*Brief:*
Quote the entries word for word. Omit the pictures.

*Stored records:*

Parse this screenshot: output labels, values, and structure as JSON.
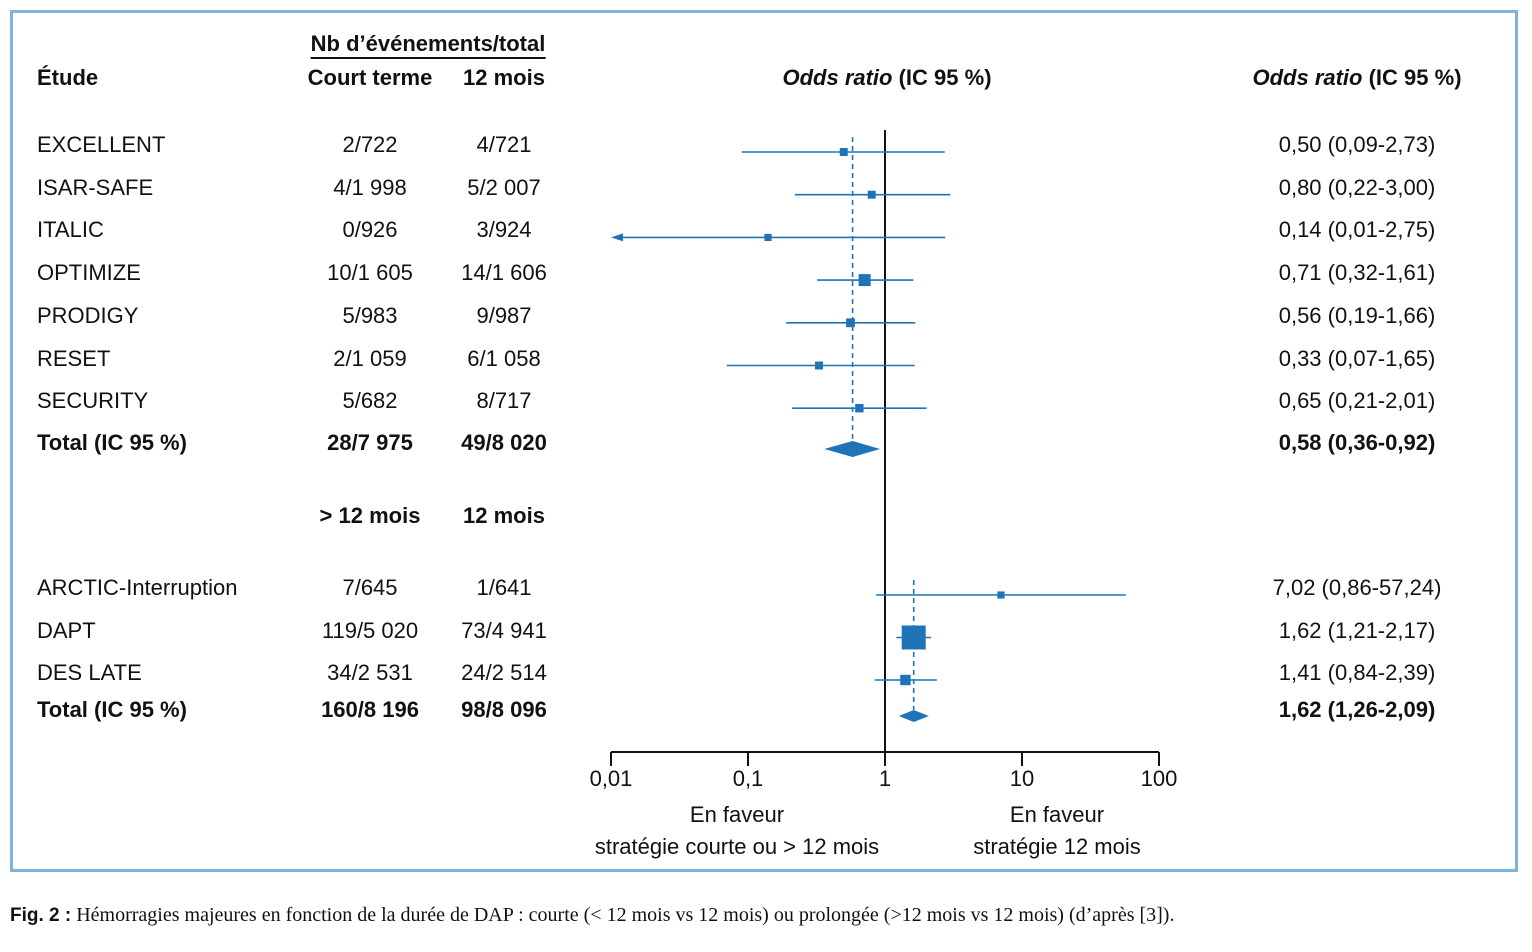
{
  "header": {
    "study_col": "Étude",
    "events_title": "Nb d’événements/total",
    "group1_col": "Court terme",
    "group2_col": "12 mois",
    "plot_col_italic": "Odds ratio",
    "plot_col_rest": " (IC 95 %)",
    "or_col_italic": "Odds ratio",
    "or_col_rest": " (IC 95 %)"
  },
  "subheader2": {
    "group1_col": "> 12 mois",
    "group2_col": "12 mois"
  },
  "axis_labels": {
    "left_line1": "En faveur",
    "left_line2": "stratégie courte ou > 12 mois",
    "right_line1": "En faveur",
    "right_line2": "stratégie  12 mois"
  },
  "caption": {
    "label": "Fig. 2 :",
    "text": " Hémorragies majeures en fonction de la durée de DAP : courte (< 12 mois vs 12 mois) ou prolongée (>12 mois vs 12 mois) (d’après [3])."
  },
  "colors": {
    "marker": "#1f74b8",
    "frame": "#7eb3dd",
    "axis": "#111111"
  },
  "chart_data": {
    "type": "forest",
    "xscale": "log",
    "xlim": [
      0.01,
      100
    ],
    "xticks": [
      0.01,
      0.1,
      1,
      10,
      100
    ],
    "xtick_labels": [
      "0,01",
      "0,1",
      "1",
      "10",
      "100"
    ],
    "reference_line": 1,
    "groups": [
      {
        "studies": [
          {
            "name": "EXCELLENT",
            "events1": "2/722",
            "events2": "4/721",
            "or": 0.5,
            "lo": 0.09,
            "hi": 2.73,
            "label": "0,50 (0,09-2,73)",
            "weight": 1
          },
          {
            "name": "ISAR-SAFE",
            "events1": "4/1 998",
            "events2": "5/2 007",
            "or": 0.8,
            "lo": 0.22,
            "hi": 3.0,
            "label": "0,80 (0,22-3,00)",
            "weight": 1
          },
          {
            "name": "ITALIC",
            "events1": "0/926",
            "events2": "3/924",
            "or": 0.14,
            "lo": 0.01,
            "hi": 2.75,
            "label": "0,14 (0,01-2,75)",
            "weight": 0.8,
            "arrow_left": true
          },
          {
            "name": "OPTIMIZE",
            "events1": "10/1 605",
            "events2": "14/1 606",
            "or": 0.71,
            "lo": 0.32,
            "hi": 1.61,
            "label": "0,71 (0,32-1,61)",
            "weight": 2
          },
          {
            "name": "PRODIGY",
            "events1": "5/983",
            "events2": "9/987",
            "or": 0.56,
            "lo": 0.19,
            "hi": 1.66,
            "label": "0,56 (0,19-1,66)",
            "weight": 1.2
          },
          {
            "name": "RESET",
            "events1": "2/1 059",
            "events2": "6/1 058",
            "or": 0.33,
            "lo": 0.07,
            "hi": 1.65,
            "label": "0,33 (0,07-1,65)",
            "weight": 1
          },
          {
            "name": "SECURITY",
            "events1": "5/682",
            "events2": "8/717",
            "or": 0.65,
            "lo": 0.21,
            "hi": 2.01,
            "label": "0,65 (0,21-2,01)",
            "weight": 1.1
          }
        ],
        "total": {
          "name": "Total (IC 95 %)",
          "events1": "28/7 975",
          "events2": "49/8 020",
          "or": 0.58,
          "lo": 0.36,
          "hi": 0.92,
          "label": "0,58 (0,36-0,92)"
        }
      },
      {
        "studies": [
          {
            "name": "ARCTIC-Interruption",
            "events1": "7/645",
            "events2": "1/641",
            "or": 7.02,
            "lo": 0.86,
            "hi": 57.24,
            "label": "7,02 (0,86-57,24)",
            "weight": 0.8
          },
          {
            "name": "DAPT",
            "events1": "119/5 020",
            "events2": "73/4 941",
            "or": 1.62,
            "lo": 1.21,
            "hi": 2.17,
            "label": "1,62 (1,21-2,17)",
            "weight": 5
          },
          {
            "name": "DES LATE",
            "events1": "34/2 531",
            "events2": "24/2 514",
            "or": 1.41,
            "lo": 0.84,
            "hi": 2.39,
            "label": "1,41 (0,84-2,39)",
            "weight": 1.6
          }
        ],
        "total": {
          "name": "Total (IC 95 %)",
          "events1": "160/8 196",
          "events2": "98/8 096",
          "or": 1.62,
          "lo": 1.26,
          "hi": 2.09,
          "label": "1,62 (1,26-2,09)"
        }
      }
    ]
  }
}
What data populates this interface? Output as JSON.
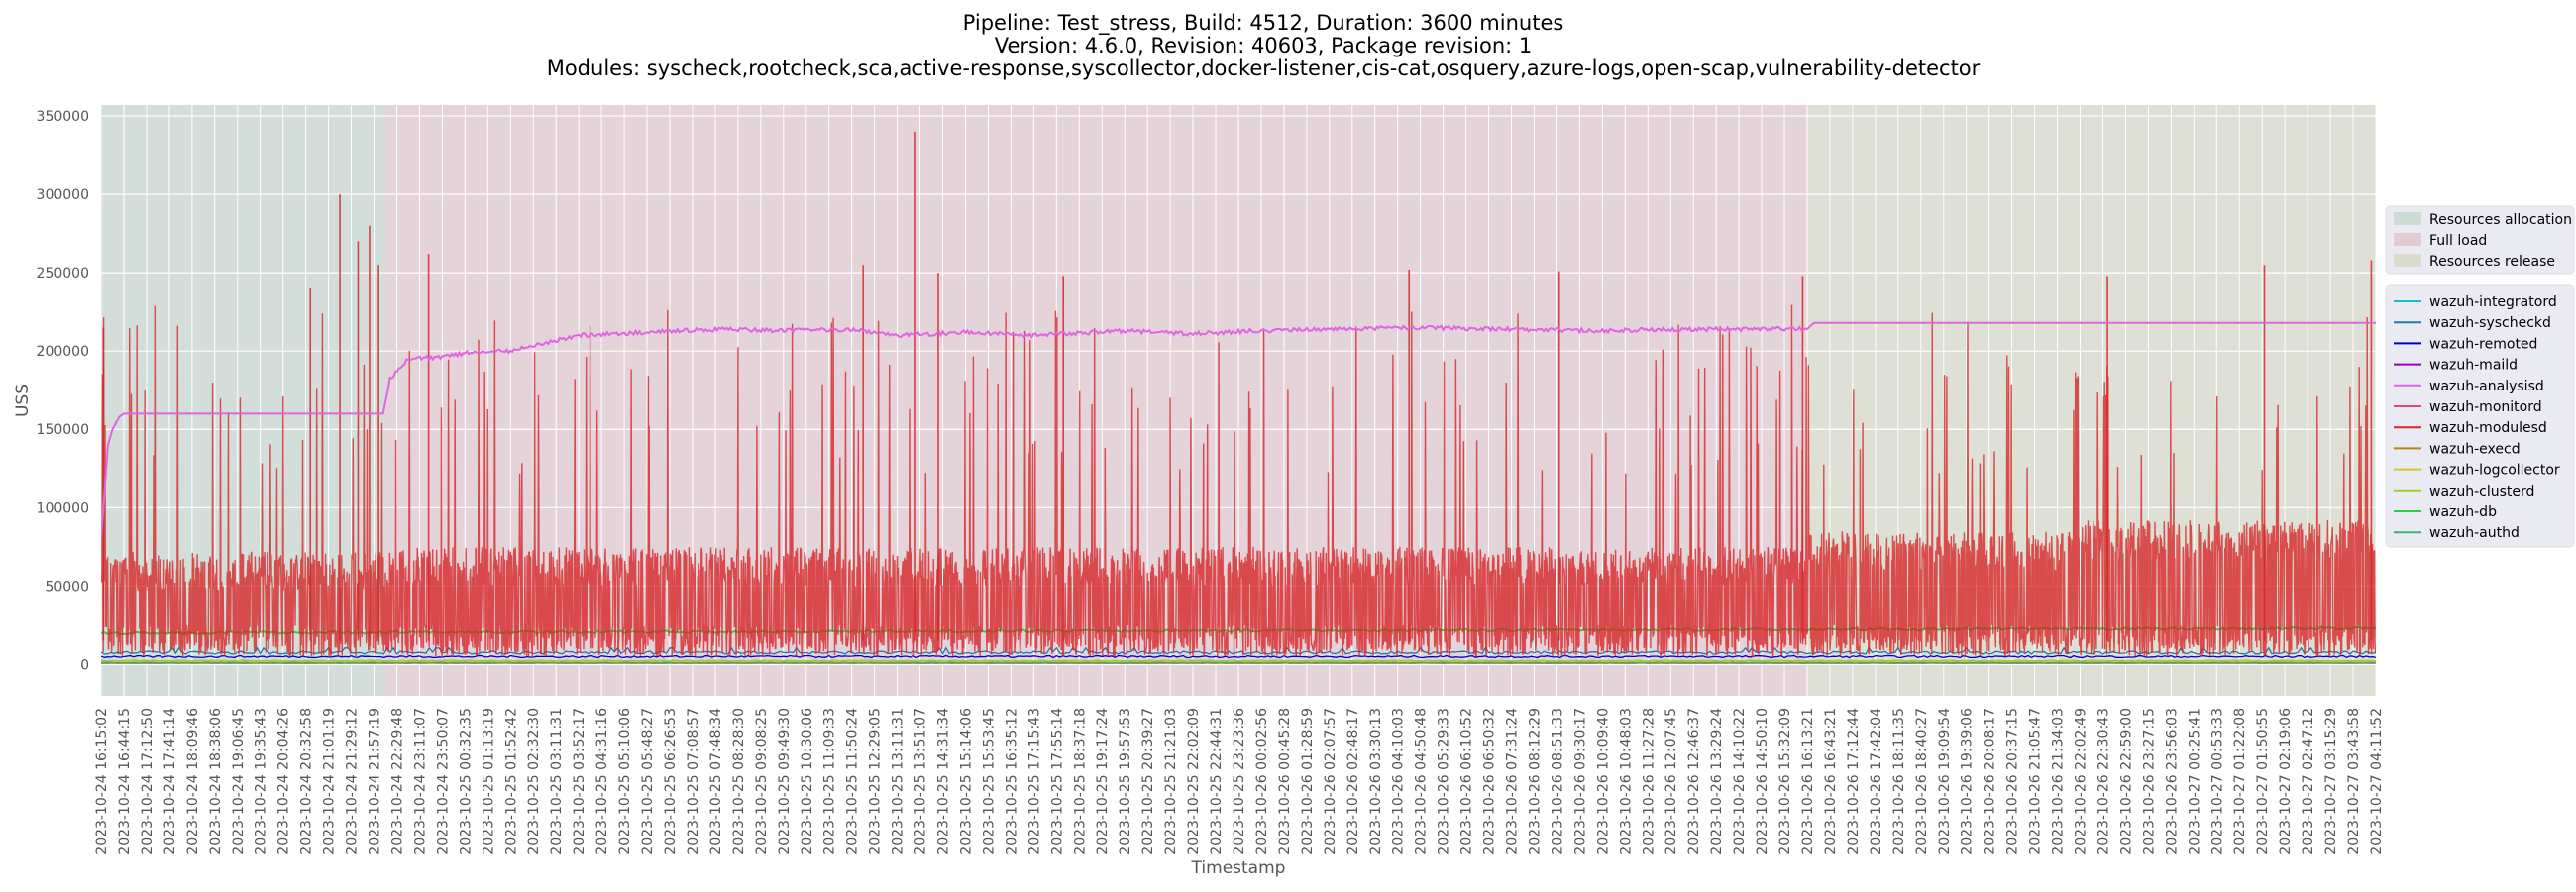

*Result of the task:*
Parse this screenshot: output labels, values, and structure as JSON.
{
  "header": {
    "study_col": "Étude",
    "events_title": "Nb d’événements/total",
    "group1_col": "Court terme",
    "group2_col": "12 mois",
    "plot_col_italic": "Odds ratio",
    "plot_col_rest": " (IC 95 %)",
    "or_col_italic": "Odds ratio",
    "or_col_rest": " (IC 95 %)"
  },
  "subheader2": {
    "group1_col": "> 12 mois",
    "group2_col": "12 mois"
  },
  "axis_labels": {
    "left_line1": "En faveur",
    "left_line2": "stratégie courte ou > 12 mois",
    "right_line1": "En faveur",
    "right_line2": "stratégie  12 mois"
  },
  "caption": {
    "label": "Fig. 2 :",
    "text": " Hémorragies majeures en fonction de la durée de DAP : courte (< 12 mois vs 12 mois) ou prolongée (>12 mois vs 12 mois) (d’après [3])."
  },
  "colors": {
    "marker": "#1f74b8",
    "frame": "#7eb3dd",
    "axis": "#111111"
  },
  "chart_data": {
    "type": "forest",
    "xscale": "log",
    "xlim": [
      0.01,
      100
    ],
    "xticks": [
      0.01,
      0.1,
      1,
      10,
      100
    ],
    "xtick_labels": [
      "0,01",
      "0,1",
      "1",
      "10",
      "100"
    ],
    "reference_line": 1,
    "groups": [
      {
        "studies": [
          {
            "name": "EXCELLENT",
            "events1": "2/722",
            "events2": "4/721",
            "or": 0.5,
            "lo": 0.09,
            "hi": 2.73,
            "label": "0,50 (0,09-2,73)",
            "weight": 1
          },
          {
            "name": "ISAR-SAFE",
            "events1": "4/1 998",
            "events2": "5/2 007",
            "or": 0.8,
            "lo": 0.22,
            "hi": 3.0,
            "label": "0,80 (0,22-3,00)",
            "weight": 1
          },
          {
            "name": "ITALIC",
            "events1": "0/926",
            "events2": "3/924",
            "or": 0.14,
            "lo": 0.01,
            "hi": 2.75,
            "label": "0,14 (0,01-2,75)",
            "weight": 0.8,
            "arrow_left": true
          },
          {
            "name": "OPTIMIZE",
            "events1": "10/1 605",
            "events2": "14/1 606",
            "or": 0.71,
            "lo": 0.32,
            "hi": 1.61,
            "label": "0,71 (0,32-1,61)",
            "weight": 2
          },
          {
            "name": "PRODIGY",
            "events1": "5/983",
            "events2": "9/987",
            "or": 0.56,
            "lo": 0.19,
            "hi": 1.66,
            "label": "0,56 (0,19-1,66)",
            "weight": 1.2
          },
          {
            "name": "RESET",
            "events1": "2/1 059",
            "events2": "6/1 058",
            "or": 0.33,
            "lo": 0.07,
            "hi": 1.65,
            "label": "0,33 (0,07-1,65)",
            "weight": 1
          },
          {
            "name": "SECURITY",
            "events1": "5/682",
            "events2": "8/717",
            "or": 0.65,
            "lo": 0.21,
            "hi": 2.01,
            "label": "0,65 (0,21-2,01)",
            "weight": 1.1
          }
        ],
        "total": {
          "name": "Total (IC 95 %)",
          "events1": "28/7 975",
          "events2": "49/8 020",
          "or": 0.58,
          "lo": 0.36,
          "hi": 0.92,
          "label": "0,58 (0,36-0,92)"
        }
      },
      {
        "studies": [
          {
            "name": "ARCTIC-Interruption",
            "events1": "7/645",
            "events2": "1/641",
            "or": 7.02,
            "lo": 0.86,
            "hi": 57.24,
            "label": "7,02 (0,86-57,24)",
            "weight": 0.8
          },
          {
            "name": "DAPT",
            "events1": "119/5 020",
            "events2": "73/4 941",
            "or": 1.62,
            "lo": 1.21,
            "hi": 2.17,
            "label": "1,62 (1,21-2,17)",
            "weight": 5
          },
          {
            "name": "DES LATE",
            "events1": "34/2 531",
            "events2": "24/2 514",
            "or": 1.41,
            "lo": 0.84,
            "hi": 2.39,
            "label": "1,41 (0,84-2,39)",
            "weight": 1.6
          }
        ],
        "total": {
          "name": "Total (IC 95 %)",
          "events1": "160/8 196",
          "events2": "98/8 096",
          "or": 1.62,
          "lo": 1.26,
          "hi": 2.09,
          "label": "1,62 (1,26-2,09)"
        }
      }
    ]
  }
}
What data populates this interface? Output as JSON.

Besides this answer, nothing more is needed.